Records for this exercise:
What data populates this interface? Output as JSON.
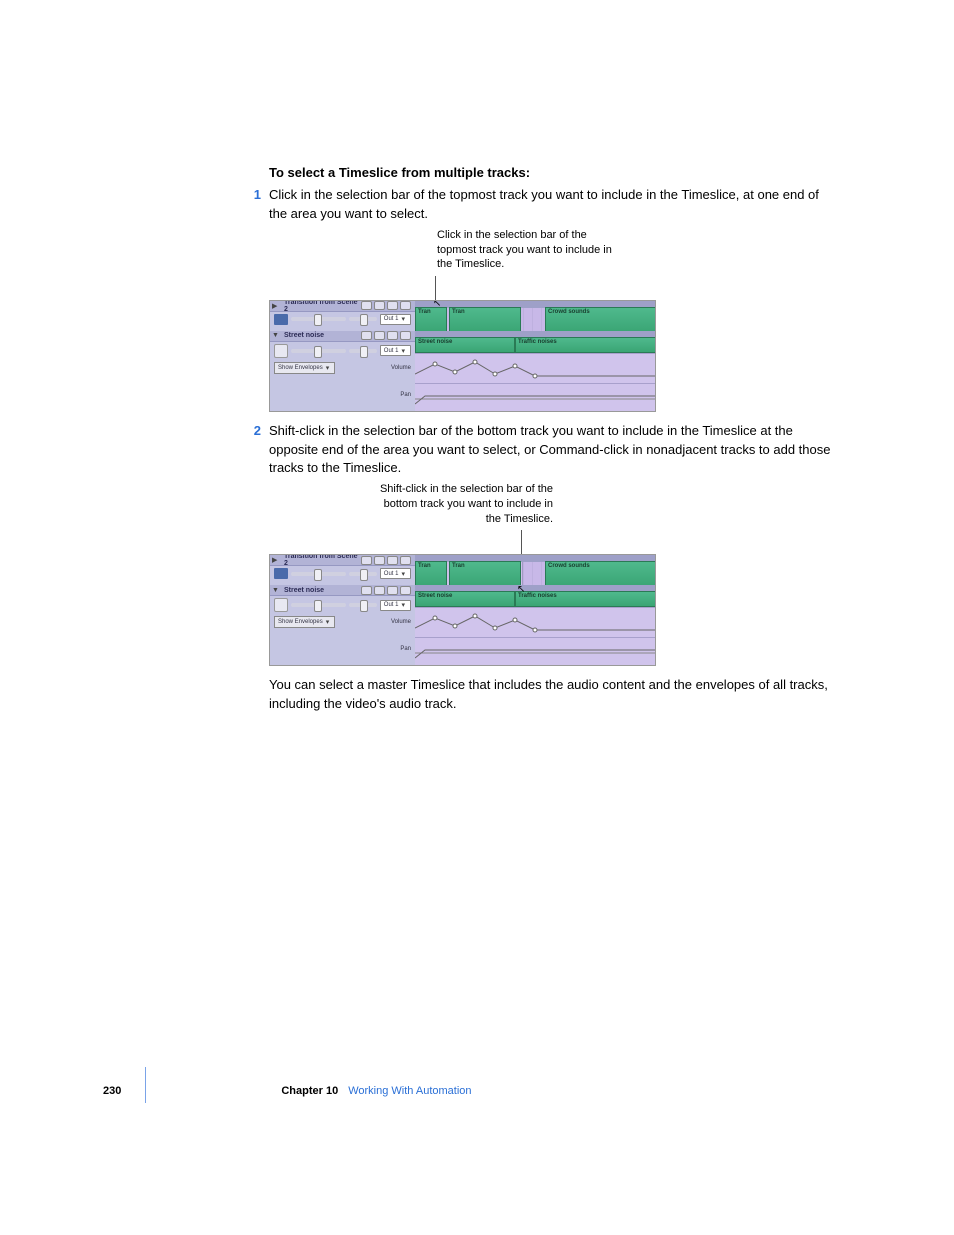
{
  "heading": "To select a Timeslice from multiple tracks:",
  "step1": {
    "num": "1",
    "text": "Click in the selection bar of the topmost track you want to include in the Timeslice, at one end of the area you want to select."
  },
  "callout1": "Click in the selection bar of the topmost track you want to include in the Timeslice.",
  "step2": {
    "num": "2",
    "text": "Shift-click in the selection bar of the bottom track you want to include in the Timeslice at the opposite end of the area you want to select, or Command-click in nonadjacent tracks to add those tracks to the Timeslice."
  },
  "callout2": "Shift-click in the selection bar of the bottom track you want to include in the Timeslice.",
  "conclusion": "You can select a master Timeslice that includes the audio content and the envelopes of all tracks, including the video's audio track.",
  "figure": {
    "track1_name": "Transition from Scene 2",
    "track2_name": "Street noise",
    "out_label": "Out 1",
    "env_button": "Show Envelopes",
    "volume_label": "Volume",
    "pan_label": "Pan",
    "clip_tran": "Tran",
    "clip_crowd": "Crowd sounds",
    "clip_street": "Street noise",
    "clip_traffic": "Traffic noises"
  },
  "footer": {
    "page": "230",
    "chapter": "Chapter 10",
    "title": "Working With Automation"
  }
}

Task prompt: Scan the material above. Copy each line where "text" occurs.

Response:
    "text": "Click in the selection bar of the topmost track you want to include in the Timeslice, at one end of the area you want to select."
    "text": "Shift-click in the selection bar of the bottom track you want to include in the Timeslice at the opposite end of the area you want to select, or Command-click in nonadjacent tracks to add those tracks to the Timeslice."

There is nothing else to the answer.